- WRITTEN EXERCISE -
Below is a set of records; restate each one word for word.
:: RECORDED DATA
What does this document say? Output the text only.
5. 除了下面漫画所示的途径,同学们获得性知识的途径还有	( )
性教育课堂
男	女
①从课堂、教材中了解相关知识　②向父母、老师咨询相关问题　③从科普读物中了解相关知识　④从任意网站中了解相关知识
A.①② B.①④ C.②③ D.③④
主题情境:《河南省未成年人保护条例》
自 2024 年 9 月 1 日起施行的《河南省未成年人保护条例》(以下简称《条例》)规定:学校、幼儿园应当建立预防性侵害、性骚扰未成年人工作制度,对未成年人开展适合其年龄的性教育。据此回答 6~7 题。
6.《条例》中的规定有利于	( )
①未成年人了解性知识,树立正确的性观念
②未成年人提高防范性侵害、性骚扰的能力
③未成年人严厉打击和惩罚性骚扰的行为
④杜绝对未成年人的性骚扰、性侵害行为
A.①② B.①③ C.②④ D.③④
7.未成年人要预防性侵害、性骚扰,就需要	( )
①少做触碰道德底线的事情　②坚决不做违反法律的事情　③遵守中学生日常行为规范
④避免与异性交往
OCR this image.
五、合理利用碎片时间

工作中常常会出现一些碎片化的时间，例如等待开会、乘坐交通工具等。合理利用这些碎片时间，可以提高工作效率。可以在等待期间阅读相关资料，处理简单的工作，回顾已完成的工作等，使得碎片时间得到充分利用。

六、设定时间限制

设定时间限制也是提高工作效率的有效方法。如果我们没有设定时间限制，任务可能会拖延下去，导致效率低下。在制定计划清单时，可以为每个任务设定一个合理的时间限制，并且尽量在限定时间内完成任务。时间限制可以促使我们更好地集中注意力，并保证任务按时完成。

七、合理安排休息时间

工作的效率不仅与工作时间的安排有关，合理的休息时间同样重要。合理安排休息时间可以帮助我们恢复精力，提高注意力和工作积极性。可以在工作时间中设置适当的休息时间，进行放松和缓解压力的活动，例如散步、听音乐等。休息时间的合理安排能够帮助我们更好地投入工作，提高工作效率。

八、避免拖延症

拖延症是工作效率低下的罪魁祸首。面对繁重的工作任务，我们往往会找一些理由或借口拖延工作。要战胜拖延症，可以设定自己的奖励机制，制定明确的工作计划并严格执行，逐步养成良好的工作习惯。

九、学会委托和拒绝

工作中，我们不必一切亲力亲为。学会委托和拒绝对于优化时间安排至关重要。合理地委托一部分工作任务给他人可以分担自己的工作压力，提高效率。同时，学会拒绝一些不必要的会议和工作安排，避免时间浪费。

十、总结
::::
- CORRECT ANSWER -
What does this document say? Output the text only.
5. 除了下面漫画所示的途径,同学们获得性知识的途径还有	( )
性教育课堂
男	女
①从课堂、教材中了解相关知识　②向父母、老师咨询相关问题　③从科普读物中了解相关知识　④从任意网站中了解相关知识
A.①② B.①④ C.②③ D.③④
主题情境:《河南省未成年人保护条例》
自 2024 年 9 月 1 日起施行的《河南省未成年人保护条例》(以下简称《条例》)规定:学校、幼儿园应当建立预防性侵害、性骚扰未成年人工作制度,对未成年人开展适合其年龄的性教育。据此回答 6~7 题。
6.《条例》中的规定有利于	( )
①未成年人了解性知识,树立正确的性观念
②未成年人提高防范性侵害、性骚扰的能力
③未成年人严厉打击和惩罚性骚扰的行为
④杜绝对未成年人的性骚扰、性侵害行为
A.①② B.①③ C.②④ D.③④
7.未成年人要预防性侵害、性骚扰,就需要	( )
①少做触碰道德底线的事情　②坚决不做违反法律的事情　③遵守中学生日常行为规范
④避免与异性交往
OCR this image.
五、合理利用碎片时间

工作中常常会出现一些碎片化的时间，例如等待开会、乘坐交通工具等。合理利用这些碎片时间，可以提高工作效率。可以在等待期间阅读相关资料，处理简单的工作，回顾已完成的工作等，使得碎片时间得到充分利用。

六、设定时间限制

设定时间限制也是提高工作效率的有效方法。如果我们没有设定时间限制，任务可能会拖延下去，导致效率低下。在制定计划清单时，可以为每个任务设定一个合理的时间限制，并且尽量在限定时间内完成任务。时间限制可以促使我们更好地集中注意力，并保证任务按时完成。

七、合理安排休息时间

工作的效率不仅与工作时间的安排有关，合理的休息时间同样重要。合理安排休息时间可以帮助我们恢复精力，提高注意力和工作积极性。可以在工作时间中设置适当的休息时间，进行放松和缓解压力的活动，例如散步、听音乐等。休息时间的合理安排能够帮助我们更好地投入工作，提高工作效率。

八、避免拖延症

拖延症是工作效率低下的罪魁祸首。面对繁重的工作任务，我们往往会找一些理由或借口拖延工作。要战胜拖延症，可以设定自己的奖励机制，制定明确的工作计划并严格执行，逐步养成良好的工作习惯。

九、学会委托和拒绝

工作中，我们不必一切亲力亲为。学会委托和拒绝对于优化时间安排至关重要。合理地委托一部分工作任务给他人可以分担自己的工作压力，提高效率。同时，学会拒绝一些不必要的会议和工作安排，避免时间浪费。

十、总结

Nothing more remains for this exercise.